Required task =>
Which lines hold the word "Jochheim"? Copy each one.

(Dataset entries)

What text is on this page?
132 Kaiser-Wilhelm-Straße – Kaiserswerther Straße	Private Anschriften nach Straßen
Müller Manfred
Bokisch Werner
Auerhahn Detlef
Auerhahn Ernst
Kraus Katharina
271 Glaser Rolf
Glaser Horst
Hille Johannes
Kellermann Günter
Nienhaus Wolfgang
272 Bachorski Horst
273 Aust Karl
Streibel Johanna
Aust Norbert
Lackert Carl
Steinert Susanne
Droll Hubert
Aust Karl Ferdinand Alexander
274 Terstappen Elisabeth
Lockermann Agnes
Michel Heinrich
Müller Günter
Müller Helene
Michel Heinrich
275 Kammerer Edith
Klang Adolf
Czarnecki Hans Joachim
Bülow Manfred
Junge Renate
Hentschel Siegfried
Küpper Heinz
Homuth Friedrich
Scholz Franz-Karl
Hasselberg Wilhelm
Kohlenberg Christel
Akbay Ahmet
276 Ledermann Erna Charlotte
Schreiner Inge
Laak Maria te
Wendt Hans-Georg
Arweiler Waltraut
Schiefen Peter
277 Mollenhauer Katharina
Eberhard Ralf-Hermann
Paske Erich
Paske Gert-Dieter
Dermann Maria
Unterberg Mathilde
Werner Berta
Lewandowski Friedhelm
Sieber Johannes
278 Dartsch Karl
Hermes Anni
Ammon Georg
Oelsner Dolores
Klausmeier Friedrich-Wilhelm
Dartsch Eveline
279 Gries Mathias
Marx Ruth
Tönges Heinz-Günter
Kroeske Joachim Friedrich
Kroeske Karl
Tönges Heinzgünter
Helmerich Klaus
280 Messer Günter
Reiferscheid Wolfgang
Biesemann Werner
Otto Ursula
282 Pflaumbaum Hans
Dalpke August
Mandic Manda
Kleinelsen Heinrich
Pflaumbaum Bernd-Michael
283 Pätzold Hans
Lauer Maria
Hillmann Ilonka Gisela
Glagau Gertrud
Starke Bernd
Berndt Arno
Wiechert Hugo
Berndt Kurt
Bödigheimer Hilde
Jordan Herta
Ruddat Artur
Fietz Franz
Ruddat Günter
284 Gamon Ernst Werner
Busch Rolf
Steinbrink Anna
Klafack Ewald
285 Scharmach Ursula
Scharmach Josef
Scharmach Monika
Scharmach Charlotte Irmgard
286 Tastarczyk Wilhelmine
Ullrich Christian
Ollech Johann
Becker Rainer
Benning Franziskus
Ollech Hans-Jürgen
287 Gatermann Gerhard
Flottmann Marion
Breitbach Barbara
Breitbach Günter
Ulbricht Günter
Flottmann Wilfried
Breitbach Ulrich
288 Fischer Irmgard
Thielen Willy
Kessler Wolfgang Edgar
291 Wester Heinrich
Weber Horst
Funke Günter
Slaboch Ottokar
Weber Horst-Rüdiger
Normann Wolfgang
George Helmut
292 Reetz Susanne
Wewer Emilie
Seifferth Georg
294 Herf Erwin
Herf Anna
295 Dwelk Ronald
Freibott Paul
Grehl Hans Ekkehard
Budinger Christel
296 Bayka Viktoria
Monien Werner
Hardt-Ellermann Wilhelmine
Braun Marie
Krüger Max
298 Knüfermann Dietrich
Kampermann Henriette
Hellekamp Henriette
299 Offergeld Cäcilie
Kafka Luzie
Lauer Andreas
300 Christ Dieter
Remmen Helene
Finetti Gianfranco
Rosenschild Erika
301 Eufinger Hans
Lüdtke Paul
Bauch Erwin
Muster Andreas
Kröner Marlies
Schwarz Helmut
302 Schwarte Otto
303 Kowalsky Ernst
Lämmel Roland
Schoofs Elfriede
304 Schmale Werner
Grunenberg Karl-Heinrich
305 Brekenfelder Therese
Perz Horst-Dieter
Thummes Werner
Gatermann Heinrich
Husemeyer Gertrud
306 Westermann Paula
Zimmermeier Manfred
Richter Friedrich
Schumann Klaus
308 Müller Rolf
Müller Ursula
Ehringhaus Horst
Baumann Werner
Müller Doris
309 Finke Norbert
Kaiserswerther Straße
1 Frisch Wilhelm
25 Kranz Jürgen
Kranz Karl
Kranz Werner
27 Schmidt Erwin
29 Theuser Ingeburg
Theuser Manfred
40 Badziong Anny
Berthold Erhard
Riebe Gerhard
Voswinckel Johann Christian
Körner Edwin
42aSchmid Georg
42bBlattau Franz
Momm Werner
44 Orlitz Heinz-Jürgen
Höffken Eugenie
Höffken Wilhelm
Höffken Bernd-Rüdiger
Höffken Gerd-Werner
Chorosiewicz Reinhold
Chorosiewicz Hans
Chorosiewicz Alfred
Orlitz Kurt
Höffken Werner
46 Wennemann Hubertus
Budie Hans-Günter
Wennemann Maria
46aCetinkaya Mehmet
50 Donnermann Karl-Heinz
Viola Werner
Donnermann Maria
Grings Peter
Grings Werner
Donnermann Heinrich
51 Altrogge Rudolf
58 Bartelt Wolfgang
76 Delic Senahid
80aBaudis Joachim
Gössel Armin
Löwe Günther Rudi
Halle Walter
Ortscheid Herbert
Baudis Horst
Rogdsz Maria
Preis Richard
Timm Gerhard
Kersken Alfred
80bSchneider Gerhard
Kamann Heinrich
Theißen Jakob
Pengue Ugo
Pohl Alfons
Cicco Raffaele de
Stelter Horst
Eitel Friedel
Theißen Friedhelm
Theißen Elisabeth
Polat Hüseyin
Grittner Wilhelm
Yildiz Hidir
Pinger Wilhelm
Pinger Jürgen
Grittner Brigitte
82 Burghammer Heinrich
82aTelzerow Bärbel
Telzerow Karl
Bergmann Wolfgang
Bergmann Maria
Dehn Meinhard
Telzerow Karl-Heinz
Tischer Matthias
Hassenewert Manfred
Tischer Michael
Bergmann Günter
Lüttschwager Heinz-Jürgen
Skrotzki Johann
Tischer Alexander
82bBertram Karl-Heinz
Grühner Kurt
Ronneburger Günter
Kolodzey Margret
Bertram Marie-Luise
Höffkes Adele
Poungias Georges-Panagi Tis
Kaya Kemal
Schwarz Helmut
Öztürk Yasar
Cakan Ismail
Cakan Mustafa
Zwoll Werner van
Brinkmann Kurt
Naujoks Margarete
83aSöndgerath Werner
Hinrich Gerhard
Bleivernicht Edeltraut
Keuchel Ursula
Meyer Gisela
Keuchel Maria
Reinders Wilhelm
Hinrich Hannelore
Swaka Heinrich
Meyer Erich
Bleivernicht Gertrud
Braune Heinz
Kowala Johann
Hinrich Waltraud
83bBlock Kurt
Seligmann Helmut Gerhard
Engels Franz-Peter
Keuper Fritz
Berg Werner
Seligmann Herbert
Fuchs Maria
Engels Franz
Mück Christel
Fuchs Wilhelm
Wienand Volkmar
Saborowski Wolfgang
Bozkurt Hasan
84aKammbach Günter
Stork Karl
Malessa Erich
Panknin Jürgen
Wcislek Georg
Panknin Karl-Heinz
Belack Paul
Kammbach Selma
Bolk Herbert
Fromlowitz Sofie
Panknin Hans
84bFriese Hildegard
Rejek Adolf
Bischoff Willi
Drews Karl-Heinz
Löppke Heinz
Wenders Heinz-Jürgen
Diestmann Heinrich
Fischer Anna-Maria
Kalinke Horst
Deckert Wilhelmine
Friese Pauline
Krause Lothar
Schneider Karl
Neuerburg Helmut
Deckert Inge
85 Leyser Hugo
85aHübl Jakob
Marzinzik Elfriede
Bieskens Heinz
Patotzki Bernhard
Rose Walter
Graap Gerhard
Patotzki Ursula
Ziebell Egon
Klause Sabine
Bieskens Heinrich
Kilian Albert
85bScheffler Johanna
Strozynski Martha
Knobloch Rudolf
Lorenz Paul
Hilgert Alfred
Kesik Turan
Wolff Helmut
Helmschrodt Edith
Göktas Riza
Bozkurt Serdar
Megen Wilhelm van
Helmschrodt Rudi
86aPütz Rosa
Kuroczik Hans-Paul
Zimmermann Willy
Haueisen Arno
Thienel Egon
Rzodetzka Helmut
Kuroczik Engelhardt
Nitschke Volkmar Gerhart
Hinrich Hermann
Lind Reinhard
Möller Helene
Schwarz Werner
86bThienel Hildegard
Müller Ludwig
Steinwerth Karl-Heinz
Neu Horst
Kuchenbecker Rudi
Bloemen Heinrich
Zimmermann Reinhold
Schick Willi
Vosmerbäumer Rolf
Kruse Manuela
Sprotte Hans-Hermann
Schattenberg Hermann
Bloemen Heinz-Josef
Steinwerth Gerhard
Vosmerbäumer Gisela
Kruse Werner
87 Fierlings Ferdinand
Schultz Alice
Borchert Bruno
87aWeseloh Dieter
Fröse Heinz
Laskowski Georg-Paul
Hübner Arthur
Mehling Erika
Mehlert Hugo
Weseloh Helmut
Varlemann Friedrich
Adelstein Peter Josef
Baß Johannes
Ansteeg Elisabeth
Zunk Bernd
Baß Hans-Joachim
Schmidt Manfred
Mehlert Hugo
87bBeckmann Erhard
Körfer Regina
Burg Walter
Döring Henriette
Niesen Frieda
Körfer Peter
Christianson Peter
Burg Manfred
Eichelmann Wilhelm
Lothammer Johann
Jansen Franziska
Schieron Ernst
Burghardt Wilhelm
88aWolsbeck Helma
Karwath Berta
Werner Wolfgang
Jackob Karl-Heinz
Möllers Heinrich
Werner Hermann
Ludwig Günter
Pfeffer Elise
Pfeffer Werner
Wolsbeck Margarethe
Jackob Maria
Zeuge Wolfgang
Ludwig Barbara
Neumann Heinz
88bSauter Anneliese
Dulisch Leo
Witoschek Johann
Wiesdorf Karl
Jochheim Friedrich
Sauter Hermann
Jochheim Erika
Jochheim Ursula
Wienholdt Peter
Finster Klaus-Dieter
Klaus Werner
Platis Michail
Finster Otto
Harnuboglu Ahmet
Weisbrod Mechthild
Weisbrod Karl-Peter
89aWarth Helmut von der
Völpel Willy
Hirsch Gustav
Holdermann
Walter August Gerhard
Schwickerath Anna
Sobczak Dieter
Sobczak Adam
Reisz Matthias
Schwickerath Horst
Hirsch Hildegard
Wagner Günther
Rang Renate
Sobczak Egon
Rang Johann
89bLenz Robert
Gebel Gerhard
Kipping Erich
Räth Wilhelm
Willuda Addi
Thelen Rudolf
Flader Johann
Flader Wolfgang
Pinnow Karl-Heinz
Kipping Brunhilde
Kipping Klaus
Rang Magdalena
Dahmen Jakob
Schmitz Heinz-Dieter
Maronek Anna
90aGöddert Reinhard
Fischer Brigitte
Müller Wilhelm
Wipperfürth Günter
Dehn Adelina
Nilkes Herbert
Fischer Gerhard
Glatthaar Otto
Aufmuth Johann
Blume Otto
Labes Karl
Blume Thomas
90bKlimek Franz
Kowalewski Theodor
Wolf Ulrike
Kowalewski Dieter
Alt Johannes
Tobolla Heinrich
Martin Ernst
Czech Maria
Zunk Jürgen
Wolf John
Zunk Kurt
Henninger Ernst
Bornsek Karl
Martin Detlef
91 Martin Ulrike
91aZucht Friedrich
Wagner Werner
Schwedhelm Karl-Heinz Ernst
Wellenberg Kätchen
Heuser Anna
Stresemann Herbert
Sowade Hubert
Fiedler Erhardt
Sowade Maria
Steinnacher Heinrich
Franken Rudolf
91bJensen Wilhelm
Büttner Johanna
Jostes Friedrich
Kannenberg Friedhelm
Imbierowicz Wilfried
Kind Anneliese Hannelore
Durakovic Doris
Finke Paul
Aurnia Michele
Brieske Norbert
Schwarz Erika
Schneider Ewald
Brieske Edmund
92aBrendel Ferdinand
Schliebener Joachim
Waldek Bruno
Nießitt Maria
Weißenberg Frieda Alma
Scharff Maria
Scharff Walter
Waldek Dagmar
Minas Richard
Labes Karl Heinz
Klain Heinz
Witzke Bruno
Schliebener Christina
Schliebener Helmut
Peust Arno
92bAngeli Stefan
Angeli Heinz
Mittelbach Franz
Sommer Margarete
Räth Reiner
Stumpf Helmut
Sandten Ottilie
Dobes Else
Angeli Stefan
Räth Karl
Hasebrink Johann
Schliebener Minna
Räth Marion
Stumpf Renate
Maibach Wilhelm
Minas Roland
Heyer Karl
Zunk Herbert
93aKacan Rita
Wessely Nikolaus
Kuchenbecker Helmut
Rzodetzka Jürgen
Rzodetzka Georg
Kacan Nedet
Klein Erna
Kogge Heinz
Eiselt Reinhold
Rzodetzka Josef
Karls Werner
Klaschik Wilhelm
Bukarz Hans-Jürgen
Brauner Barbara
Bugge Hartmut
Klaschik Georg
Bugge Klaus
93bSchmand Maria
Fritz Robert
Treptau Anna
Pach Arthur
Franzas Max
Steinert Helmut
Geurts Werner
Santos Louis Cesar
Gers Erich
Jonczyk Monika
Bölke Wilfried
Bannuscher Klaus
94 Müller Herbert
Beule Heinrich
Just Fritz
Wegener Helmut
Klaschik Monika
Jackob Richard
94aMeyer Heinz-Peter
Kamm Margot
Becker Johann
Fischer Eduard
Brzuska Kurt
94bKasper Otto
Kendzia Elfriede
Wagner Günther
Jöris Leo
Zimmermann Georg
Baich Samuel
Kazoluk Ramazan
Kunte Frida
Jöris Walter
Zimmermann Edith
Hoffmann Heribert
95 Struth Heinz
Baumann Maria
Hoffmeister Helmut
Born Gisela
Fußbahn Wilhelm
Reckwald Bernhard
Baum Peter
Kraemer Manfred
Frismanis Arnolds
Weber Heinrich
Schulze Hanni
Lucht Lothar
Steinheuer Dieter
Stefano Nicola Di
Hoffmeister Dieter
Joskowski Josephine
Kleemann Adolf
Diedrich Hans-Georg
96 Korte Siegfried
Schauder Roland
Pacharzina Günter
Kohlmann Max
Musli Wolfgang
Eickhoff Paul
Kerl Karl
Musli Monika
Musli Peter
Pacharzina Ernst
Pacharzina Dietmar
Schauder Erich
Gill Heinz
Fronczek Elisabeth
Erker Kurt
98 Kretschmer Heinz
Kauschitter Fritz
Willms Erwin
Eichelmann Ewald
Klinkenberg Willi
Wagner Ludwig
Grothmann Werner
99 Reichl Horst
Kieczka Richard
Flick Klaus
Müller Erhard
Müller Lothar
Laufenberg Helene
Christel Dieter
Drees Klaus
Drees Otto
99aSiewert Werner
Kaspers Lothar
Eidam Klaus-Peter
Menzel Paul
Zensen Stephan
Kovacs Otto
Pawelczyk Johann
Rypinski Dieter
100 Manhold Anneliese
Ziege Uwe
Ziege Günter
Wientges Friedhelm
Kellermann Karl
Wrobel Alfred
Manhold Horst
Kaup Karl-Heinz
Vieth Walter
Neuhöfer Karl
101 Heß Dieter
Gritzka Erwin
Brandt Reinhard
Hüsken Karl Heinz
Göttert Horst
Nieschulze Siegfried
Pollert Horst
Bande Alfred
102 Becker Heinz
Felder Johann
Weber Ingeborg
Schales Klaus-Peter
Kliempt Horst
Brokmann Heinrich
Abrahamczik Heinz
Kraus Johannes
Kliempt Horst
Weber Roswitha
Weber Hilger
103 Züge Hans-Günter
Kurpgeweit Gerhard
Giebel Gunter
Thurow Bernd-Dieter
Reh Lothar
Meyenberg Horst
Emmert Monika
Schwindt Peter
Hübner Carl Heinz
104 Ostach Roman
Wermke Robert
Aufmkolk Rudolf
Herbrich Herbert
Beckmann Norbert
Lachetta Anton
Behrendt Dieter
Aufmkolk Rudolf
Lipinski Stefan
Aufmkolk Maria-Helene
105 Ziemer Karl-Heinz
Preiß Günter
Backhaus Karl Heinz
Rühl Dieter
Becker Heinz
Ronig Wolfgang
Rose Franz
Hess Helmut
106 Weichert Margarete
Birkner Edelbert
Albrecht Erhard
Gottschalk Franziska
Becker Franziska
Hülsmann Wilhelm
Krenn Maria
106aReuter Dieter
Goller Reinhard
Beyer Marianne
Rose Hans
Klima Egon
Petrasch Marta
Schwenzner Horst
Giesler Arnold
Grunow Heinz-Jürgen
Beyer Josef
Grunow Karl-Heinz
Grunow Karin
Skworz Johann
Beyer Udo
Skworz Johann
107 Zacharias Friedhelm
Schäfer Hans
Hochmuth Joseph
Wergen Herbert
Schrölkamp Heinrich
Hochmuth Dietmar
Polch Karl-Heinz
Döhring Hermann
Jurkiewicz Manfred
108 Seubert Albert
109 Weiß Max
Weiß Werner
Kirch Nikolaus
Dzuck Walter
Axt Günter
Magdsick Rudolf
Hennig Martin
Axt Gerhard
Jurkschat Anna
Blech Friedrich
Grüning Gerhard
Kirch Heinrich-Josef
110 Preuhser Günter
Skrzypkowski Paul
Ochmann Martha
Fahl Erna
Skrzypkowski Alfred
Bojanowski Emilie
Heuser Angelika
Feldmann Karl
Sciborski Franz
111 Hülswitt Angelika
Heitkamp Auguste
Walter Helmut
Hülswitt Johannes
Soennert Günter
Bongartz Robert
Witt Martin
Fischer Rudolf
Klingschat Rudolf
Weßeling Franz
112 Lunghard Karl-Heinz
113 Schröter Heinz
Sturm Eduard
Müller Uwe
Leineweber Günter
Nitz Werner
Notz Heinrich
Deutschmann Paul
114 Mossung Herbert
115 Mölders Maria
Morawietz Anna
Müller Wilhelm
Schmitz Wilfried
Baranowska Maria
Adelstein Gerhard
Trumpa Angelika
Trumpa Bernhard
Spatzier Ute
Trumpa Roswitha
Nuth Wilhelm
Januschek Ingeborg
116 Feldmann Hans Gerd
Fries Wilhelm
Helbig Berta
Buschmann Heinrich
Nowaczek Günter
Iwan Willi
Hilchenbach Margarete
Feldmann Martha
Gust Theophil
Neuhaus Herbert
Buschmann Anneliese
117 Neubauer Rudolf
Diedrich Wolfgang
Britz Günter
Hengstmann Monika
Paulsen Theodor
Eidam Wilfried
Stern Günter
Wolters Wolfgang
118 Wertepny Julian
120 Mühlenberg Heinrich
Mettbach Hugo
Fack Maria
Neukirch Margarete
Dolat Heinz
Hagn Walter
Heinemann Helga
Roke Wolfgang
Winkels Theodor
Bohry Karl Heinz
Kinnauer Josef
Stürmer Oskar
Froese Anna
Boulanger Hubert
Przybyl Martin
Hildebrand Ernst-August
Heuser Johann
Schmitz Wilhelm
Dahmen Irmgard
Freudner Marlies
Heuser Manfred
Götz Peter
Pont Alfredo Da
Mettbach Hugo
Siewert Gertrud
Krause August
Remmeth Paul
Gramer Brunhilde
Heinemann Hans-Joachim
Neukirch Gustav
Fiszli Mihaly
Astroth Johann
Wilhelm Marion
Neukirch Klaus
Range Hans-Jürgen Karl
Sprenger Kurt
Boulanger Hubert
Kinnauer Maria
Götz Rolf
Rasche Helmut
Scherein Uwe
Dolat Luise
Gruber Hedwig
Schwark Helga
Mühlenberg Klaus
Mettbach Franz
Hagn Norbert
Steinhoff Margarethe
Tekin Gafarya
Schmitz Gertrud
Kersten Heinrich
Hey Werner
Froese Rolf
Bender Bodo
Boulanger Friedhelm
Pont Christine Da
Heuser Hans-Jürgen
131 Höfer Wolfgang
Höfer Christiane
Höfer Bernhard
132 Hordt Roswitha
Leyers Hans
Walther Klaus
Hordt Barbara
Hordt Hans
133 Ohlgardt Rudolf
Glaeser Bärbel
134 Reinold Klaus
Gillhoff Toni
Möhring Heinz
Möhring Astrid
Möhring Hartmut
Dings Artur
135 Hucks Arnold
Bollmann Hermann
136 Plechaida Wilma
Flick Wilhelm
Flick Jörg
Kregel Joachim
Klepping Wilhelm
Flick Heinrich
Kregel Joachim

Output of the task =>
Jochheim Friedrich
Jochheim Erika
Jochheim Ursula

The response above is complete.